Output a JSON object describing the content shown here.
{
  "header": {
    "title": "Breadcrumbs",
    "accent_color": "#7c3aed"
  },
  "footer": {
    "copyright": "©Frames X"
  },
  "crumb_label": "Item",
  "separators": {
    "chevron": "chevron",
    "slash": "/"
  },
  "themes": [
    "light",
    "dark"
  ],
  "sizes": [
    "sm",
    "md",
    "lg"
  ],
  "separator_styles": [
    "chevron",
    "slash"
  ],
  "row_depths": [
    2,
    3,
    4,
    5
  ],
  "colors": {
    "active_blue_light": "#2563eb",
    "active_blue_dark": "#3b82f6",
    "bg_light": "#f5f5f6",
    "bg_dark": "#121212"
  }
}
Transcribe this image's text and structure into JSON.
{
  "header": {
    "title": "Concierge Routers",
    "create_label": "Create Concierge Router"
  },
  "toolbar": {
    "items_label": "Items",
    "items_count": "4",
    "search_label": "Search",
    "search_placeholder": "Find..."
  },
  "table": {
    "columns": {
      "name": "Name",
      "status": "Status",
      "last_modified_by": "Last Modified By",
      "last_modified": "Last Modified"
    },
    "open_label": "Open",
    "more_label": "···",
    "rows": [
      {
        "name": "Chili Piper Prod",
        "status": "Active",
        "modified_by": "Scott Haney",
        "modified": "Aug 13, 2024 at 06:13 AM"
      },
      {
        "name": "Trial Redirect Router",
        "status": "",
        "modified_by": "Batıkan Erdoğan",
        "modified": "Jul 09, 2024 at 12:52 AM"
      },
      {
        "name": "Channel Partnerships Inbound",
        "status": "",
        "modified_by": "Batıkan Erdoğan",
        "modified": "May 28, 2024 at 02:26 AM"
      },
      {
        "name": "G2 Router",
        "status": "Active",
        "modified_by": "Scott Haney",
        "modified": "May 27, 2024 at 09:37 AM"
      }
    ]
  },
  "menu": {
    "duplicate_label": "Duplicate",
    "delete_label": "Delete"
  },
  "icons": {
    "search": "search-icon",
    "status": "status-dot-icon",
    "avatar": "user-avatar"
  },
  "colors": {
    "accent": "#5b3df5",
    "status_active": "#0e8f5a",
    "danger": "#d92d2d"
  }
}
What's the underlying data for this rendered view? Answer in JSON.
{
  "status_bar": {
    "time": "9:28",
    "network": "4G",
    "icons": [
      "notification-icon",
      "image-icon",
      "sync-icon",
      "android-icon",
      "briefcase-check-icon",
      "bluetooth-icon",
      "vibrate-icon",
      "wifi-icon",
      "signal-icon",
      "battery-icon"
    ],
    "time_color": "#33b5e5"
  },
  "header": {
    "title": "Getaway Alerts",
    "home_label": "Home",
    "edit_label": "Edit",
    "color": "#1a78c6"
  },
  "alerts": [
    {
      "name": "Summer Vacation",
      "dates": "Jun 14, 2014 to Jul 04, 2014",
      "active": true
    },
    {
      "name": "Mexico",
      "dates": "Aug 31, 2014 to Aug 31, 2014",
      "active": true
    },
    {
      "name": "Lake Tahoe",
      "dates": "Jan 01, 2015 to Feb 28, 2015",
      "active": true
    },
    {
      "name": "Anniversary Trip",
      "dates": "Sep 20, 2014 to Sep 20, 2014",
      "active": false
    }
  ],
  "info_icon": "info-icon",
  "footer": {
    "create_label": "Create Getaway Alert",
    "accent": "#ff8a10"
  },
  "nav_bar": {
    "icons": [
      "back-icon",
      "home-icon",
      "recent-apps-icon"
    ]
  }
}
* * *
### [Task to carry out]
The records above should be duplicated in full, exactly as given.

### [Reply]
Output a JSON object describing the content shown here.
{
  "header": {
    "title": "Breadcrumbs",
    "accent_color": "#7c3aed"
  },
  "footer": {
    "copyright": "©Frames X"
  },
  "crumb_label": "Item",
  "separators": {
    "chevron": "chevron",
    "slash": "/"
  },
  "themes": [
    "light",
    "dark"
  ],
  "sizes": [
    "sm",
    "md",
    "lg"
  ],
  "separator_styles": [
    "chevron",
    "slash"
  ],
  "row_depths": [
    2,
    3,
    4,
    5
  ],
  "colors": {
    "active_blue_light": "#2563eb",
    "active_blue_dark": "#3b82f6",
    "bg_light": "#f5f5f6",
    "bg_dark": "#121212"
  }
}
Transcribe this image's text and structure into JSON.
{
  "header": {
    "title": "Concierge Routers",
    "create_label": "Create Concierge Router"
  },
  "toolbar": {
    "items_label": "Items",
    "items_count": "4",
    "search_label": "Search",
    "search_placeholder": "Find..."
  },
  "table": {
    "columns": {
      "name": "Name",
      "status": "Status",
      "last_modified_by": "Last Modified By",
      "last_modified": "Last Modified"
    },
    "open_label": "Open",
    "more_label": "···",
    "rows": [
      {
        "name": "Chili Piper Prod",
        "status": "Active",
        "modified_by": "Scott Haney",
        "modified": "Aug 13, 2024 at 06:13 AM"
      },
      {
        "name": "Trial Redirect Router",
        "status": "",
        "modified_by": "Batıkan Erdoğan",
        "modified": "Jul 09, 2024 at 12:52 AM"
      },
      {
        "name": "Channel Partnerships Inbound",
        "status": "",
        "modified_by": "Batıkan Erdoğan",
        "modified": "May 28, 2024 at 02:26 AM"
      },
      {
        "name": "G2 Router",
        "status": "Active",
        "modified_by": "Scott Haney",
        "modified": "May 27, 2024 at 09:37 AM"
      }
    ]
  },
  "menu": {
    "duplicate_label": "Duplicate",
    "delete_label": "Delete"
  },
  "icons": {
    "search": "search-icon",
    "status": "status-dot-icon",
    "avatar": "user-avatar"
  },
  "colors": {
    "accent": "#5b3df5",
    "status_active": "#0e8f5a",
    "danger": "#d92d2d"
  }
}
What's the underlying data for this rendered view? Answer in JSON.
{
  "status_bar": {
    "time": "9:28",
    "network": "4G",
    "icons": [
      "notification-icon",
      "image-icon",
      "sync-icon",
      "android-icon",
      "briefcase-check-icon",
      "bluetooth-icon",
      "vibrate-icon",
      "wifi-icon",
      "signal-icon",
      "battery-icon"
    ],
    "time_color": "#33b5e5"
  },
  "header": {
    "title": "Getaway Alerts",
    "home_label": "Home",
    "edit_label": "Edit",
    "color": "#1a78c6"
  },
  "alerts": [
    {
      "name": "Summer Vacation",
      "dates": "Jun 14, 2014 to Jul 04, 2014",
      "active": true
    },
    {
      "name": "Mexico",
      "dates": "Aug 31, 2014 to Aug 31, 2014",
      "active": true
    },
    {
      "name": "Lake Tahoe",
      "dates": "Jan 01, 2015 to Feb 28, 2015",
      "active": true
    },
    {
      "name": "Anniversary Trip",
      "dates": "Sep 20, 2014 to Sep 20, 2014",
      "active": false
    }
  ],
  "info_icon": "info-icon",
  "footer": {
    "create_label": "Create Getaway Alert",
    "accent": "#ff8a10"
  },
  "nav_bar": {
    "icons": [
      "back-icon",
      "home-icon",
      "recent-apps-icon"
    ]
  }
}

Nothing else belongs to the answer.